What the task asks —
Copy all the material that follows, keeping every character the same.
>>>>
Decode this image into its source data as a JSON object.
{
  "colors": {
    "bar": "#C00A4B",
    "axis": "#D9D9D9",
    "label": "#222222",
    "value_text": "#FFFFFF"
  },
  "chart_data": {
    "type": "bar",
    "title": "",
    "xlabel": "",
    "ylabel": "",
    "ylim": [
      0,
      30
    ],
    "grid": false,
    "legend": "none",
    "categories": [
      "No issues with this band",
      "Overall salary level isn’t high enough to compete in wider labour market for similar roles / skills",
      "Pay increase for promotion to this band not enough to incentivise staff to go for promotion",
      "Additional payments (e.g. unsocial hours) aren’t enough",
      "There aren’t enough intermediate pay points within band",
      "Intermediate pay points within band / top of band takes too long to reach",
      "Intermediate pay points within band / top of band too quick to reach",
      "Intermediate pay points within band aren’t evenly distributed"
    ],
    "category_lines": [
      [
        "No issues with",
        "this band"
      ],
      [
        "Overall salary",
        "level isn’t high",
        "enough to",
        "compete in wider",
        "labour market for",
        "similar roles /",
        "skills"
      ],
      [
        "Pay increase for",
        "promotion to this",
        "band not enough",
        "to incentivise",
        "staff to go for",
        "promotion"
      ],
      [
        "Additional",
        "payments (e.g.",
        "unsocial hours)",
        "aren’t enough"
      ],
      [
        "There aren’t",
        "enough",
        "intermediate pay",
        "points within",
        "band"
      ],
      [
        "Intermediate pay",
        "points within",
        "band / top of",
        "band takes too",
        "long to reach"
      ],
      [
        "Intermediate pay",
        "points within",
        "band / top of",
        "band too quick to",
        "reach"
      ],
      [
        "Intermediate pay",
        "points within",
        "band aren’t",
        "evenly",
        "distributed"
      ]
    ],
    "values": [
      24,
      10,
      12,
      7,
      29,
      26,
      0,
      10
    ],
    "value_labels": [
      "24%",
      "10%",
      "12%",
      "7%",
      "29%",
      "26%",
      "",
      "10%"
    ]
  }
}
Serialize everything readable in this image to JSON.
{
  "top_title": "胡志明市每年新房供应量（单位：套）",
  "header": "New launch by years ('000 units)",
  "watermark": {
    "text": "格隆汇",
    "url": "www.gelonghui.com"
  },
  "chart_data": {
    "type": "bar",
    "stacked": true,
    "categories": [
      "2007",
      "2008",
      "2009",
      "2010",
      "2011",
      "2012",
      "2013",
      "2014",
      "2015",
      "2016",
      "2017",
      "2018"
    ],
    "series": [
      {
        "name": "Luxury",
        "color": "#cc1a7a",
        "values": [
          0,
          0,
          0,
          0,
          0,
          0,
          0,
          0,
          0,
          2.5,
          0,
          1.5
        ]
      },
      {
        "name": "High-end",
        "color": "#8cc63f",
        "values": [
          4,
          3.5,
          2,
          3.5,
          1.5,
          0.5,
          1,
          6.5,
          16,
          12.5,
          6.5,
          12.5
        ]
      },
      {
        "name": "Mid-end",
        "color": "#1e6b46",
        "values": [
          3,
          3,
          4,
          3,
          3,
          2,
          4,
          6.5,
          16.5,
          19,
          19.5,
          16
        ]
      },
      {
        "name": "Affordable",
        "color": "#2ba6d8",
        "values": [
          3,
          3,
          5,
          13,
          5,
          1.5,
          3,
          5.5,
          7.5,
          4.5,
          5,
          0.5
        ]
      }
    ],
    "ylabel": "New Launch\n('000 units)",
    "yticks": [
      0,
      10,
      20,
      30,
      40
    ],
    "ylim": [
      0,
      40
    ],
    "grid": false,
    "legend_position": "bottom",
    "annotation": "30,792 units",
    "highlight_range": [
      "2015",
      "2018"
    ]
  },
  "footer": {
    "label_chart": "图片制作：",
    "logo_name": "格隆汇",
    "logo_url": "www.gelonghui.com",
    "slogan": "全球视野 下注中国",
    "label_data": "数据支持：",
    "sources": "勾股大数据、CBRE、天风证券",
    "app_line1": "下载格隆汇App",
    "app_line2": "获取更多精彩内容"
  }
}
<<<<
Exercise response —
Decode this image into its source data as a JSON object.
{
  "colors": {
    "bar": "#C00A4B",
    "axis": "#D9D9D9",
    "label": "#222222",
    "value_text": "#FFFFFF"
  },
  "chart_data": {
    "type": "bar",
    "title": "",
    "xlabel": "",
    "ylabel": "",
    "ylim": [
      0,
      30
    ],
    "grid": false,
    "legend": "none",
    "categories": [
      "No issues with this band",
      "Overall salary level isn’t high enough to compete in wider labour market for similar roles / skills",
      "Pay increase for promotion to this band not enough to incentivise staff to go for promotion",
      "Additional payments (e.g. unsocial hours) aren’t enough",
      "There aren’t enough intermediate pay points within band",
      "Intermediate pay points within band / top of band takes too long to reach",
      "Intermediate pay points within band / top of band too quick to reach",
      "Intermediate pay points within band aren’t evenly distributed"
    ],
    "category_lines": [
      [
        "No issues with",
        "this band"
      ],
      [
        "Overall salary",
        "level isn’t high",
        "enough to",
        "compete in wider",
        "labour market for",
        "similar roles /",
        "skills"
      ],
      [
        "Pay increase for",
        "promotion to this",
        "band not enough",
        "to incentivise",
        "staff to go for",
        "promotion"
      ],
      [
        "Additional",
        "payments (e.g.",
        "unsocial hours)",
        "aren’t enough"
      ],
      [
        "There aren’t",
        "enough",
        "intermediate pay",
        "points within",
        "band"
      ],
      [
        "Intermediate pay",
        "points within",
        "band / top of",
        "band takes too",
        "long to reach"
      ],
      [
        "Intermediate pay",
        "points within",
        "band / top of",
        "band too quick to",
        "reach"
      ],
      [
        "Intermediate pay",
        "points within",
        "band aren’t",
        "evenly",
        "distributed"
      ]
    ],
    "values": [
      24,
      10,
      12,
      7,
      29,
      26,
      0,
      10
    ],
    "value_labels": [
      "24%",
      "10%",
      "12%",
      "7%",
      "29%",
      "26%",
      "",
      "10%"
    ]
  }
}
Serialize everything readable in this image to JSON.
{
  "top_title": "胡志明市每年新房供应量（单位：套）",
  "header": "New launch by years ('000 units)",
  "watermark": {
    "text": "格隆汇",
    "url": "www.gelonghui.com"
  },
  "chart_data": {
    "type": "bar",
    "stacked": true,
    "categories": [
      "2007",
      "2008",
      "2009",
      "2010",
      "2011",
      "2012",
      "2013",
      "2014",
      "2015",
      "2016",
      "2017",
      "2018"
    ],
    "series": [
      {
        "name": "Luxury",
        "color": "#cc1a7a",
        "values": [
          0,
          0,
          0,
          0,
          0,
          0,
          0,
          0,
          0,
          2.5,
          0,
          1.5
        ]
      },
      {
        "name": "High-end",
        "color": "#8cc63f",
        "values": [
          4,
          3.5,
          2,
          3.5,
          1.5,
          0.5,
          1,
          6.5,
          16,
          12.5,
          6.5,
          12.5
        ]
      },
      {
        "name": "Mid-end",
        "color": "#1e6b46",
        "values": [
          3,
          3,
          4,
          3,
          3,
          2,
          4,
          6.5,
          16.5,
          19,
          19.5,
          16
        ]
      },
      {
        "name": "Affordable",
        "color": "#2ba6d8",
        "values": [
          3,
          3,
          5,
          13,
          5,
          1.5,
          3,
          5.5,
          7.5,
          4.5,
          5,
          0.5
        ]
      }
    ],
    "ylabel": "New Launch\n('000 units)",
    "yticks": [
      0,
      10,
      20,
      30,
      40
    ],
    "ylim": [
      0,
      40
    ],
    "grid": false,
    "legend_position": "bottom",
    "annotation": "30,792 units",
    "highlight_range": [
      "2015",
      "2018"
    ]
  },
  "footer": {
    "label_chart": "图片制作：",
    "logo_name": "格隆汇",
    "logo_url": "www.gelonghui.com",
    "slogan": "全球视野 下注中国",
    "label_data": "数据支持：",
    "sources": "勾股大数据、CBRE、天风证券",
    "app_line1": "下载格隆汇App",
    "app_line2": "获取更多精彩内容"
  }
}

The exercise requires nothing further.